**Exercises**
a - Answer these from the passage about Natalie:
(i) Who is Natalie's best friend?
(ii) What did Natalie's mother tell her from a young age?
(iii) According to the passage, what does Natalie's self-loathing lead her to be?
b - Write a continuation of the passage about Natalie, starting after its final sentence.

**Text passage**
────────────────
But is Natalie just a doormat? Or is it that she isn't asking for what she wants? And isn't very nice about not getting it? If Natalie's life is any example, the bar on suffering is set pretty low for white women. In her personal life, Natalie lives alone with her dog, and seems to be pretty well-off, financially; her best friend is actually her slacker assistant, Whitney, and she's close with another coworker, Josh (Adam Devine), who gives Natalie constant emotional support. She's decidedly anti-romantic, having been told by her mother from a young age that there's no such thing as real-life fairy tales; she's level-headed and practical. But also, she's filled with self-loathing. This leads her to be crass, sarcastic, and disconnected from people. And it was this last part that was hard for me. As a fat Black woman who grew up broke, does not have an assistant, and would get fired if I didn't do my job well, it was hard, if not impossible, to root for her.
────────────────
[Page layout parsing data]
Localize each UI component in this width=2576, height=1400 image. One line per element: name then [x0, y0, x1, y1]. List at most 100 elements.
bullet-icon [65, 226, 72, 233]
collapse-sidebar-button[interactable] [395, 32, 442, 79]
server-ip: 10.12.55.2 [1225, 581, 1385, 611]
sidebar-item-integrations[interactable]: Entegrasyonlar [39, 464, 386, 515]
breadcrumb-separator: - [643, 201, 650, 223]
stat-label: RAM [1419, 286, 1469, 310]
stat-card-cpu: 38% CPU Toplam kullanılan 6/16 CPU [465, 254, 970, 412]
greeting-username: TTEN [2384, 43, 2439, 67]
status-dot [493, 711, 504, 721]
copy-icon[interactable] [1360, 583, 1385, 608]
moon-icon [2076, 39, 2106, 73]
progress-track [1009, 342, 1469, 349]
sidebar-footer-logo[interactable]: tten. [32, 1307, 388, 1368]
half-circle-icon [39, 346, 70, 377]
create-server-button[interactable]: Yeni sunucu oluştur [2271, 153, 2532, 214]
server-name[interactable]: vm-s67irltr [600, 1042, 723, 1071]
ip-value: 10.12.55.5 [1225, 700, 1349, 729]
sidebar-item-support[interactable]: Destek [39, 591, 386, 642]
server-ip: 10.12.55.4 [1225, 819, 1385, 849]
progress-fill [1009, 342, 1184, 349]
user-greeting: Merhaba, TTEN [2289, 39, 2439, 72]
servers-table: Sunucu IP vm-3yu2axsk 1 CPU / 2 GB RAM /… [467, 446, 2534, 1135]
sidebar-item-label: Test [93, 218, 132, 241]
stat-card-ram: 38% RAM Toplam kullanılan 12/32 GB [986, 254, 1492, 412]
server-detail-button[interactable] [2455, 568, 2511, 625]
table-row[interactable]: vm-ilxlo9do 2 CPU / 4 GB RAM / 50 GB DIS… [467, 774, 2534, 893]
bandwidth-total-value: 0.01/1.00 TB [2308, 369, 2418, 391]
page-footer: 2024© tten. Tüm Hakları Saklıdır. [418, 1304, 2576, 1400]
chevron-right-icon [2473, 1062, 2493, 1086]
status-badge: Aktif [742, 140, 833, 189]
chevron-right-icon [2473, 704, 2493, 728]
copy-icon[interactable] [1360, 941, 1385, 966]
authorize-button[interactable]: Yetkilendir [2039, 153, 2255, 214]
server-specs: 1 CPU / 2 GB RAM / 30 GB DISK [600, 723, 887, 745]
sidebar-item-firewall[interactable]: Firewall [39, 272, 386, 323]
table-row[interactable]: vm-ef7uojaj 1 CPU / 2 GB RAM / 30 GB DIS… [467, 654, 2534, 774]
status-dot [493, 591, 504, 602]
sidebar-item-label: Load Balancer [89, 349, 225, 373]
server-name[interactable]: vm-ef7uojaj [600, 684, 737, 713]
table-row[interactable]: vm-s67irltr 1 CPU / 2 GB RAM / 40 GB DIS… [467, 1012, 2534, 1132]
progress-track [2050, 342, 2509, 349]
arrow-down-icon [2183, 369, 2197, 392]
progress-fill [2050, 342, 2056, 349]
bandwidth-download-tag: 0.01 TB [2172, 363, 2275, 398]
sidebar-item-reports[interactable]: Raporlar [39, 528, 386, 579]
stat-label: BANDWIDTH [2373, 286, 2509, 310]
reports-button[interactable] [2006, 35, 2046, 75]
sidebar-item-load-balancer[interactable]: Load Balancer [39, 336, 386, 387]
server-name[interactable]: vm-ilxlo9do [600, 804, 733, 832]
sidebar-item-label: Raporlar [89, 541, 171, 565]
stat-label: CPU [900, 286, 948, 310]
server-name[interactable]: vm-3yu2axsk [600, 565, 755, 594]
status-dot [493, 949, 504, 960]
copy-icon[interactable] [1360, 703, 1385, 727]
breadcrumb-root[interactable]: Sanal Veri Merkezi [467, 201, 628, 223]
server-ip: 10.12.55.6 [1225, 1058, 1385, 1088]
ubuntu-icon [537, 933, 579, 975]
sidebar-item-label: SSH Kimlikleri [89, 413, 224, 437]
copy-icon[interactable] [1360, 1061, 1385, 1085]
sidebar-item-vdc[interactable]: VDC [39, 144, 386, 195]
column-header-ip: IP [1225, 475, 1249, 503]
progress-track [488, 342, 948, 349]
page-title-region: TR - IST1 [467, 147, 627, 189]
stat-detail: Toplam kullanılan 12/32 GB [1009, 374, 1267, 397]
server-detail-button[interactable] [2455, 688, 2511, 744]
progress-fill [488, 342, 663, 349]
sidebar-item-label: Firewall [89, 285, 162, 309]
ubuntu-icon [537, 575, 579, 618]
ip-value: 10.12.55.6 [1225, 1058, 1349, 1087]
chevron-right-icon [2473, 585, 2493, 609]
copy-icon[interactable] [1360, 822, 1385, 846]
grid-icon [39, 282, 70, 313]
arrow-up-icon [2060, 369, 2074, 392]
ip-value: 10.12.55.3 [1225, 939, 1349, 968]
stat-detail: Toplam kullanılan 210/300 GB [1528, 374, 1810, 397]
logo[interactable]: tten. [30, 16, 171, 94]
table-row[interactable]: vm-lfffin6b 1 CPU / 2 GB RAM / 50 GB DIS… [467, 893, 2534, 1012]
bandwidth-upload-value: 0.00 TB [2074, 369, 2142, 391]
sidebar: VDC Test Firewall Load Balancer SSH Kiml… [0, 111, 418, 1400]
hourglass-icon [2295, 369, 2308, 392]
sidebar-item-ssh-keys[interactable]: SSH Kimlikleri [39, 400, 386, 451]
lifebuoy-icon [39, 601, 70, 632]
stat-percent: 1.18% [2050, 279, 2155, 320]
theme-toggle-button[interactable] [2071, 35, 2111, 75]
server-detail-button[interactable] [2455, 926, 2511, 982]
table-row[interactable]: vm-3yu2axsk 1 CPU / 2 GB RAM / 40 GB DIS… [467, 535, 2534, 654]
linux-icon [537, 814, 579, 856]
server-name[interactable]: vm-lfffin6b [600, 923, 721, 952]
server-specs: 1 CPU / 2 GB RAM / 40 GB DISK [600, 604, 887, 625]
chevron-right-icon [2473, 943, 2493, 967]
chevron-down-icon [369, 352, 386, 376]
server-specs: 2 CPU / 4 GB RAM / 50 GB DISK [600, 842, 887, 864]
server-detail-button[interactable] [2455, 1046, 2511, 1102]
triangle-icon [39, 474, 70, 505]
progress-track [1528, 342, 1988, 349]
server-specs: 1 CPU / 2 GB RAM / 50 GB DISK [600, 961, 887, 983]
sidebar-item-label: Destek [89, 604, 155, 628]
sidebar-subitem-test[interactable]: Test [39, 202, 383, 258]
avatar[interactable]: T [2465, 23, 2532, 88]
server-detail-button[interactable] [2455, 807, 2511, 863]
────────────────
**Answer set**
a -
(i) Her slacker assistant, Whitney.
(ii) That there's no such thing as real-life fairy tales.
(iii) Crass, sarcastic, and disconnected from people.

b -
For Natalie, though, everything changes when she bangs her head while fighting off a mugger. Her mundane life is tinted through rosy rom-com glasses. Suddenly, all the things that sucked about her life are gone, and everything is beautiful and perfect. But was her life so bad before? It didn't really seem to be.

And yet, looking around the theater at the mostly white, female audience, I accepted that my feelings didn't seem to be shared. But that almost seems to be by design; this feels like a movie for a white, female audience. There is only one person of color in the movie who even has a name: It's Isabelle (Priyanka Chopra), who shows up about halfway through the film—after everything has been rom-com filtered—as a yoga ambassador and swimsuit model. But a name is all Isabella has. A supporting character at best, she doesn't have any connection to anyone other than her white boyfriend, and is sketchily drawn. We learn nothing of her familial or ethnic background, and, even when she is shown at her wedding, there is nobody from her family celebrating with her. This huge oversight is particularly bizarre, given that Natalie has already bemoaned the lack of diversity in romantic films.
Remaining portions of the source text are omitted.